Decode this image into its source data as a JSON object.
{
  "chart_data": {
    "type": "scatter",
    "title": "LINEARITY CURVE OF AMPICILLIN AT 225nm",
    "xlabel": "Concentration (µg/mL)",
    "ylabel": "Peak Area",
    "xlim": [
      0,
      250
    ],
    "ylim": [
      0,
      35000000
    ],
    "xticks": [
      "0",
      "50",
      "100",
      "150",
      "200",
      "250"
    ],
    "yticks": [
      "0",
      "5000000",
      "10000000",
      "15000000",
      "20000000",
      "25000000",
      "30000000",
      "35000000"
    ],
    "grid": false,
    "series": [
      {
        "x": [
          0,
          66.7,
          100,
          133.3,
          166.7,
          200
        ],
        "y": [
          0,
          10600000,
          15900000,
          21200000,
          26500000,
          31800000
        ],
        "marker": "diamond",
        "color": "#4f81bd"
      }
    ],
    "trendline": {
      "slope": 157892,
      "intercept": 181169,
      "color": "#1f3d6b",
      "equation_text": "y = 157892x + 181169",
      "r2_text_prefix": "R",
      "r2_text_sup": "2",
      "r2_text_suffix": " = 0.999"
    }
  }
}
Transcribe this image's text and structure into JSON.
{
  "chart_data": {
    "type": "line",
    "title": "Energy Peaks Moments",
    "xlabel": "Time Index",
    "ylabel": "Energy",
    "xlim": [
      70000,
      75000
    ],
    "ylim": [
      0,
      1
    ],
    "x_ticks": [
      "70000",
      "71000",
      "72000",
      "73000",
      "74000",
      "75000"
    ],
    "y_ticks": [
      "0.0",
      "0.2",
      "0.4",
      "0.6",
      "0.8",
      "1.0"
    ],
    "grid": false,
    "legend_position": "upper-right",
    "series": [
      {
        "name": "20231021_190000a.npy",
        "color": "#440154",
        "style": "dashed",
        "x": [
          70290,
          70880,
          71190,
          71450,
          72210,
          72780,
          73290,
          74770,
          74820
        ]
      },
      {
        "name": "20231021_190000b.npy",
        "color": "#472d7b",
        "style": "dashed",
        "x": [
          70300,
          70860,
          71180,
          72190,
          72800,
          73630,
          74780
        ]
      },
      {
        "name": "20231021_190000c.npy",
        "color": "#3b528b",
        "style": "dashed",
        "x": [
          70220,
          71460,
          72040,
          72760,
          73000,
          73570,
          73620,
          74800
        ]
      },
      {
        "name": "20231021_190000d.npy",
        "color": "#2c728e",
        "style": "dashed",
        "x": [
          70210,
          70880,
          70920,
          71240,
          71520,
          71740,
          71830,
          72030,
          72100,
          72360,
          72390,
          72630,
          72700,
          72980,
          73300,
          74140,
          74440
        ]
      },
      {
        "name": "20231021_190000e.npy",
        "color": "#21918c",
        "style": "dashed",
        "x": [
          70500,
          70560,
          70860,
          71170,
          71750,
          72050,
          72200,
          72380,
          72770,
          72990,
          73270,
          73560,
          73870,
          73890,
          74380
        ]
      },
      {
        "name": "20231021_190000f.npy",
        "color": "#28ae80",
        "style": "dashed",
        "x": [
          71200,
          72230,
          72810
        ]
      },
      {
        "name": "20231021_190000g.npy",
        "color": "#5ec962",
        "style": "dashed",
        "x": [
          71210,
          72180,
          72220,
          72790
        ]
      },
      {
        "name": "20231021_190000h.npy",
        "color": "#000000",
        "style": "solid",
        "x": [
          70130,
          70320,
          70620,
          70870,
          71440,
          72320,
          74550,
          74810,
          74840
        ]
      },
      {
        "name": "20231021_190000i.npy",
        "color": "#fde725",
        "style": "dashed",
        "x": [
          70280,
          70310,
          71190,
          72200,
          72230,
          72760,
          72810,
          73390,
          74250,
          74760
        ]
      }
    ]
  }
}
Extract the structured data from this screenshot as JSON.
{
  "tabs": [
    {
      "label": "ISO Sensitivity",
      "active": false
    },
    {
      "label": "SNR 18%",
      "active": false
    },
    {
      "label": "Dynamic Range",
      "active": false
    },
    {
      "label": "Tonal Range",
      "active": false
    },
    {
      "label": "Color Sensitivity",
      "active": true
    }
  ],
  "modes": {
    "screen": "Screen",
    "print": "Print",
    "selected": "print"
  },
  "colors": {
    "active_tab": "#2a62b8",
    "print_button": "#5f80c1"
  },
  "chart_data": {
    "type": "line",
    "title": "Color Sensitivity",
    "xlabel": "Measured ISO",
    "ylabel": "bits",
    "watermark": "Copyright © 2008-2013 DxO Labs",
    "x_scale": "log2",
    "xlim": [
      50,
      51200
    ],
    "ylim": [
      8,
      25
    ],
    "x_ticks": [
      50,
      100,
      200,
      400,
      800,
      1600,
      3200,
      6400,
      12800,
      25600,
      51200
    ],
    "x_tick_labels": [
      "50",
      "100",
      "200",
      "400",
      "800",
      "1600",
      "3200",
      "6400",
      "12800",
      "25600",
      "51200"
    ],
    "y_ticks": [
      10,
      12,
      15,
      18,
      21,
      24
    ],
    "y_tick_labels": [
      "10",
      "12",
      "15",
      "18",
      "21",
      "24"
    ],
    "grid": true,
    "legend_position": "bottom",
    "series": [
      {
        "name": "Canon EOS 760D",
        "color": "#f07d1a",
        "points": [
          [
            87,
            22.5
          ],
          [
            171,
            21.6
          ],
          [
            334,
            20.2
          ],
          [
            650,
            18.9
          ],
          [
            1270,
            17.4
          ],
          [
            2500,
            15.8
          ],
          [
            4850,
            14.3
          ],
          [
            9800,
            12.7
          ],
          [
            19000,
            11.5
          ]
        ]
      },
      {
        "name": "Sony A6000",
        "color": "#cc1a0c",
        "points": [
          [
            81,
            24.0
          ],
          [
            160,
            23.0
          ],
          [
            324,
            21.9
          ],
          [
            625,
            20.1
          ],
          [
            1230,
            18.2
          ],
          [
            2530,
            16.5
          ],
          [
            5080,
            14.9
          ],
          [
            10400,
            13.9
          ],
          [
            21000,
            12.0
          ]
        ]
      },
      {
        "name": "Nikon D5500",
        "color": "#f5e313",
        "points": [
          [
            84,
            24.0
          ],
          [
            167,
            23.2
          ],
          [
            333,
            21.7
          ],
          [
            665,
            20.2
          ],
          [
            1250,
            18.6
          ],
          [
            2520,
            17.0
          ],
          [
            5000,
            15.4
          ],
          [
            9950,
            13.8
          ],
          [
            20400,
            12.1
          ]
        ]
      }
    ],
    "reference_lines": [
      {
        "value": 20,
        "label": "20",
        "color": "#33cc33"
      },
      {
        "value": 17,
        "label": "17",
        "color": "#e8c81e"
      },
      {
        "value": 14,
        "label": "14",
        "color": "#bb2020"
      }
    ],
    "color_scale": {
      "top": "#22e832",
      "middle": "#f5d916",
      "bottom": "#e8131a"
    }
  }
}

★ ★ ★ ★ ★ ★ ★

WORK INSTRUCTIONS:
Repeat the material above exactly.

COMPLETE RESPONSE:
Decode this image into its source data as a JSON object.
{
  "chart_data": {
    "type": "scatter",
    "title": "LINEARITY CURVE OF AMPICILLIN AT 225nm",
    "xlabel": "Concentration (µg/mL)",
    "ylabel": "Peak Area",
    "xlim": [
      0,
      250
    ],
    "ylim": [
      0,
      35000000
    ],
    "xticks": [
      "0",
      "50",
      "100",
      "150",
      "200",
      "250"
    ],
    "yticks": [
      "0",
      "5000000",
      "10000000",
      "15000000",
      "20000000",
      "25000000",
      "30000000",
      "35000000"
    ],
    "grid": false,
    "series": [
      {
        "x": [
          0,
          66.7,
          100,
          133.3,
          166.7,
          200
        ],
        "y": [
          0,
          10600000,
          15900000,
          21200000,
          26500000,
          31800000
        ],
        "marker": "diamond",
        "color": "#4f81bd"
      }
    ],
    "trendline": {
      "slope": 157892,
      "intercept": 181169,
      "color": "#1f3d6b",
      "equation_text": "y = 157892x + 181169",
      "r2_text_prefix": "R",
      "r2_text_sup": "2",
      "r2_text_suffix": " = 0.999"
    }
  }
}
Transcribe this image's text and structure into JSON.
{
  "chart_data": {
    "type": "line",
    "title": "Energy Peaks Moments",
    "xlabel": "Time Index",
    "ylabel": "Energy",
    "xlim": [
      70000,
      75000
    ],
    "ylim": [
      0,
      1
    ],
    "x_ticks": [
      "70000",
      "71000",
      "72000",
      "73000",
      "74000",
      "75000"
    ],
    "y_ticks": [
      "0.0",
      "0.2",
      "0.4",
      "0.6",
      "0.8",
      "1.0"
    ],
    "grid": false,
    "legend_position": "upper-right",
    "series": [
      {
        "name": "20231021_190000a.npy",
        "color": "#440154",
        "style": "dashed",
        "x": [
          70290,
          70880,
          71190,
          71450,
          72210,
          72780,
          73290,
          74770,
          74820
        ]
      },
      {
        "name": "20231021_190000b.npy",
        "color": "#472d7b",
        "style": "dashed",
        "x": [
          70300,
          70860,
          71180,
          72190,
          72800,
          73630,
          74780
        ]
      },
      {
        "name": "20231021_190000c.npy",
        "color": "#3b528b",
        "style": "dashed",
        "x": [
          70220,
          71460,
          72040,
          72760,
          73000,
          73570,
          73620,
          74800
        ]
      },
      {
        "name": "20231021_190000d.npy",
        "color": "#2c728e",
        "style": "dashed",
        "x": [
          70210,
          70880,
          70920,
          71240,
          71520,
          71740,
          71830,
          72030,
          72100,
          72360,
          72390,
          72630,
          72700,
          72980,
          73300,
          74140,
          74440
        ]
      },
      {
        "name": "20231021_190000e.npy",
        "color": "#21918c",
        "style": "dashed",
        "x": [
          70500,
          70560,
          70860,
          71170,
          71750,
          72050,
          72200,
          72380,
          72770,
          72990,
          73270,
          73560,
          73870,
          73890,
          74380
        ]
      },
      {
        "name": "20231021_190000f.npy",
        "color": "#28ae80",
        "style": "dashed",
        "x": [
          71200,
          72230,
          72810
        ]
      },
      {
        "name": "20231021_190000g.npy",
        "color": "#5ec962",
        "style": "dashed",
        "x": [
          71210,
          72180,
          72220,
          72790
        ]
      },
      {
        "name": "20231021_190000h.npy",
        "color": "#000000",
        "style": "solid",
        "x": [
          70130,
          70320,
          70620,
          70870,
          71440,
          72320,
          74550,
          74810,
          74840
        ]
      },
      {
        "name": "20231021_190000i.npy",
        "color": "#fde725",
        "style": "dashed",
        "x": [
          70280,
          70310,
          71190,
          72200,
          72230,
          72760,
          72810,
          73390,
          74250,
          74760
        ]
      }
    ]
  }
}
Extract the structured data from this screenshot as JSON.
{
  "tabs": [
    {
      "label": "ISO Sensitivity",
      "active": false
    },
    {
      "label": "SNR 18%",
      "active": false
    },
    {
      "label": "Dynamic Range",
      "active": false
    },
    {
      "label": "Tonal Range",
      "active": false
    },
    {
      "label": "Color Sensitivity",
      "active": true
    }
  ],
  "modes": {
    "screen": "Screen",
    "print": "Print",
    "selected": "print"
  },
  "colors": {
    "active_tab": "#2a62b8",
    "print_button": "#5f80c1"
  },
  "chart_data": {
    "type": "line",
    "title": "Color Sensitivity",
    "xlabel": "Measured ISO",
    "ylabel": "bits",
    "watermark": "Copyright © 2008-2013 DxO Labs",
    "x_scale": "log2",
    "xlim": [
      50,
      51200
    ],
    "ylim": [
      8,
      25
    ],
    "x_ticks": [
      50,
      100,
      200,
      400,
      800,
      1600,
      3200,
      6400,
      12800,
      25600,
      51200
    ],
    "x_tick_labels": [
      "50",
      "100",
      "200",
      "400",
      "800",
      "1600",
      "3200",
      "6400",
      "12800",
      "25600",
      "51200"
    ],
    "y_ticks": [
      10,
      12,
      15,
      18,
      21,
      24
    ],
    "y_tick_labels": [
      "10",
      "12",
      "15",
      "18",
      "21",
      "24"
    ],
    "grid": true,
    "legend_position": "bottom",
    "series": [
      {
        "name": "Canon EOS 760D",
        "color": "#f07d1a",
        "points": [
          [
            87,
            22.5
          ],
          [
            171,
            21.6
          ],
          [
            334,
            20.2
          ],
          [
            650,
            18.9
          ],
          [
            1270,
            17.4
          ],
          [
            2500,
            15.8
          ],
          [
            4850,
            14.3
          ],
          [
            9800,
            12.7
          ],
          [
            19000,
            11.5
          ]
        ]
      },
      {
        "name": "Sony A6000",
        "color": "#cc1a0c",
        "points": [
          [
            81,
            24.0
          ],
          [
            160,
            23.0
          ],
          [
            324,
            21.9
          ],
          [
            625,
            20.1
          ],
          [
            1230,
            18.2
          ],
          [
            2530,
            16.5
          ],
          [
            5080,
            14.9
          ],
          [
            10400,
            13.9
          ],
          [
            21000,
            12.0
          ]
        ]
      },
      {
        "name": "Nikon D5500",
        "color": "#f5e313",
        "points": [
          [
            84,
            24.0
          ],
          [
            167,
            23.2
          ],
          [
            333,
            21.7
          ],
          [
            665,
            20.2
          ],
          [
            1250,
            18.6
          ],
          [
            2520,
            17.0
          ],
          [
            5000,
            15.4
          ],
          [
            9950,
            13.8
          ],
          [
            20400,
            12.1
          ]
        ]
      }
    ],
    "reference_lines": [
      {
        "value": 20,
        "label": "20",
        "color": "#33cc33"
      },
      {
        "value": 17,
        "label": "17",
        "color": "#e8c81e"
      },
      {
        "value": 14,
        "label": "14",
        "color": "#bb2020"
      }
    ],
    "color_scale": {
      "top": "#22e832",
      "middle": "#f5d916",
      "bottom": "#e8131a"
    }
  }
}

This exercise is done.